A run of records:
▼
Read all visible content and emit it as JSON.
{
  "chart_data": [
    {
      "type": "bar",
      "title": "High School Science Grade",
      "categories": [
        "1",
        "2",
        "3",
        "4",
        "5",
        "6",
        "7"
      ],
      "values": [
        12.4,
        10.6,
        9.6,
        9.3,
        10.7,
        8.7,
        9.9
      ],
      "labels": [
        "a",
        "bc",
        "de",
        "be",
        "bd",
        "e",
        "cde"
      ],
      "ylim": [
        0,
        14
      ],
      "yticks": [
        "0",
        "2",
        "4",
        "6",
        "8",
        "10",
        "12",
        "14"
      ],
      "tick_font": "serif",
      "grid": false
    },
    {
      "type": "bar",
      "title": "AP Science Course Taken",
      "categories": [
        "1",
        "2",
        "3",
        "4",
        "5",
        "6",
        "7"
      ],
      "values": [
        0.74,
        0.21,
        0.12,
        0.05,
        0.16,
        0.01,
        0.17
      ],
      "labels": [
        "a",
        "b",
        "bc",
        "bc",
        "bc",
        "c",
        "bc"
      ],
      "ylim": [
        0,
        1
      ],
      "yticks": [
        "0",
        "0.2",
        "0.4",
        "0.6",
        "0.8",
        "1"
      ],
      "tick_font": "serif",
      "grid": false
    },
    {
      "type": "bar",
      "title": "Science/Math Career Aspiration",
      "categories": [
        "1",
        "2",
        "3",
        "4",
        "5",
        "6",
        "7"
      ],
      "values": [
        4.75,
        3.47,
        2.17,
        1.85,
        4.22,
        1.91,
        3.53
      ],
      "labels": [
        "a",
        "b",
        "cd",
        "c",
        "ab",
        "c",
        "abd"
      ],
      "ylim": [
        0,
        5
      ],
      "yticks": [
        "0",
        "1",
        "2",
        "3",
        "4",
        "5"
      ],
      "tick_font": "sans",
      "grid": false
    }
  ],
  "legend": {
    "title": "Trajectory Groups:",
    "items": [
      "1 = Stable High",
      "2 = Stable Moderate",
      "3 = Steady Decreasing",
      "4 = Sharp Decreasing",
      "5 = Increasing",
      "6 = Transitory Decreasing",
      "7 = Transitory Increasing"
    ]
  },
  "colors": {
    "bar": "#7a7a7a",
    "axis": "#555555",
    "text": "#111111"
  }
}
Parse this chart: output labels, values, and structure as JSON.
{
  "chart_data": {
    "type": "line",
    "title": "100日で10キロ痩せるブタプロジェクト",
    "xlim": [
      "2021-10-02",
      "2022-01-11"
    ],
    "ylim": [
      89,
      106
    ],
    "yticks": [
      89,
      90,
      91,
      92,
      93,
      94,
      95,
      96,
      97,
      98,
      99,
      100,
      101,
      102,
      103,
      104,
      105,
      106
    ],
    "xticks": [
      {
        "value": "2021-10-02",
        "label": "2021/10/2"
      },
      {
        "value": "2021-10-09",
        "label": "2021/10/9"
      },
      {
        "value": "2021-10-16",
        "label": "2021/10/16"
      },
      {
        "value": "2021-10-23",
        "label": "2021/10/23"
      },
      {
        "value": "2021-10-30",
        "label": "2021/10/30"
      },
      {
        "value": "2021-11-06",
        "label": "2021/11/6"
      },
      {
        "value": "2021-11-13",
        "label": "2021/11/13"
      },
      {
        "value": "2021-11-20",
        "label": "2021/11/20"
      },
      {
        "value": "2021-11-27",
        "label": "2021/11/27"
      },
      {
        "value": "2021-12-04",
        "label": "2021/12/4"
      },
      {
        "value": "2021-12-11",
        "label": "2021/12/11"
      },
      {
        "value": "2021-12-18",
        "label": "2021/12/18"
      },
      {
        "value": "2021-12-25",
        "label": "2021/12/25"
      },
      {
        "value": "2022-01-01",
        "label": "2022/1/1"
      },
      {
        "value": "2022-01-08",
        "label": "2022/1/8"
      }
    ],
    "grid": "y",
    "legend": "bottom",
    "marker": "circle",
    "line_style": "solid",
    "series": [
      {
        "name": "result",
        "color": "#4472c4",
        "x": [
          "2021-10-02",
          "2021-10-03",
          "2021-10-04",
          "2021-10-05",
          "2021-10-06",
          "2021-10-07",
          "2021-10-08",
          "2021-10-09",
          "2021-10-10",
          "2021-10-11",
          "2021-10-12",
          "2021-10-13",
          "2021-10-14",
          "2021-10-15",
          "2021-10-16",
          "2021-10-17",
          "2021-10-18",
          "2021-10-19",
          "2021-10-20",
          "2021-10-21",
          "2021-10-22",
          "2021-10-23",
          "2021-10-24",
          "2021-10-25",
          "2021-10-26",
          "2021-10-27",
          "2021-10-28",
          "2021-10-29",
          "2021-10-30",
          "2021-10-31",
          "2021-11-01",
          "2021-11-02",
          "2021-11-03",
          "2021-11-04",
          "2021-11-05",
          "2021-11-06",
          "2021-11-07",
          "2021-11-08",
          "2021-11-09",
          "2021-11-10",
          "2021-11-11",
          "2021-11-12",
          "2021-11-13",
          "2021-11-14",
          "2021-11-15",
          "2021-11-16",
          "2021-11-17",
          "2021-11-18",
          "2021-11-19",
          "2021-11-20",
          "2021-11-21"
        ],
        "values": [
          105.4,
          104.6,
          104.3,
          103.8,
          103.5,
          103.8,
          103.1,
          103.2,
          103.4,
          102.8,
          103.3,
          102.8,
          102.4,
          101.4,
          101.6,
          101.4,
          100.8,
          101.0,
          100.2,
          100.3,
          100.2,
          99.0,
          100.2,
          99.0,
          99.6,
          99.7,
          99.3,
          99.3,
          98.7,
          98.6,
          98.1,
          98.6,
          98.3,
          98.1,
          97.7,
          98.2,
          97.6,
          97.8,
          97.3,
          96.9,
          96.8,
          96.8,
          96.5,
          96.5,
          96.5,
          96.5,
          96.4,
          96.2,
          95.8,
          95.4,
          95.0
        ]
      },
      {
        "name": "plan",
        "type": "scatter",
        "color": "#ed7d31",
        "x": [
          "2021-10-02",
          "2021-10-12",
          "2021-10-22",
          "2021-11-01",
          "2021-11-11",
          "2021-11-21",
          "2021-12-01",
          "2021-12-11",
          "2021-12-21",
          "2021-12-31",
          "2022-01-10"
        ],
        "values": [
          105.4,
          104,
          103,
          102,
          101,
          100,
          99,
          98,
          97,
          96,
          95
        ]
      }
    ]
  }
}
▲
▼
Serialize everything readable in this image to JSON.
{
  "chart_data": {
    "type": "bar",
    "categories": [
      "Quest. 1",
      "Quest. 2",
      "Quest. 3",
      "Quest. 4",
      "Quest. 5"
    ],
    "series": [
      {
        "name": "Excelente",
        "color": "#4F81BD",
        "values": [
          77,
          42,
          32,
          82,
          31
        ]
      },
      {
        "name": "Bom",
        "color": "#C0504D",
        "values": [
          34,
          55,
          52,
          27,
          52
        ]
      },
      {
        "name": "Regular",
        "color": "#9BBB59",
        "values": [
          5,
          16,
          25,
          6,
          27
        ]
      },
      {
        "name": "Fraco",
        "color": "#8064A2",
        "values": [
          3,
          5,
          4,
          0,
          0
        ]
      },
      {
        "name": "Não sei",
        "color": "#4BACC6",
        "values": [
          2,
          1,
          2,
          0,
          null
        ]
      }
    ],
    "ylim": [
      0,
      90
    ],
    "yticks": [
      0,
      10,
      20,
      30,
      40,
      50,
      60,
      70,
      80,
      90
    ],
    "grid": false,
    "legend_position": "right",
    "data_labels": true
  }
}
▲
__Your task__: Reply with one number: the count of lines in the entries that include the word "this".

__The result__: 2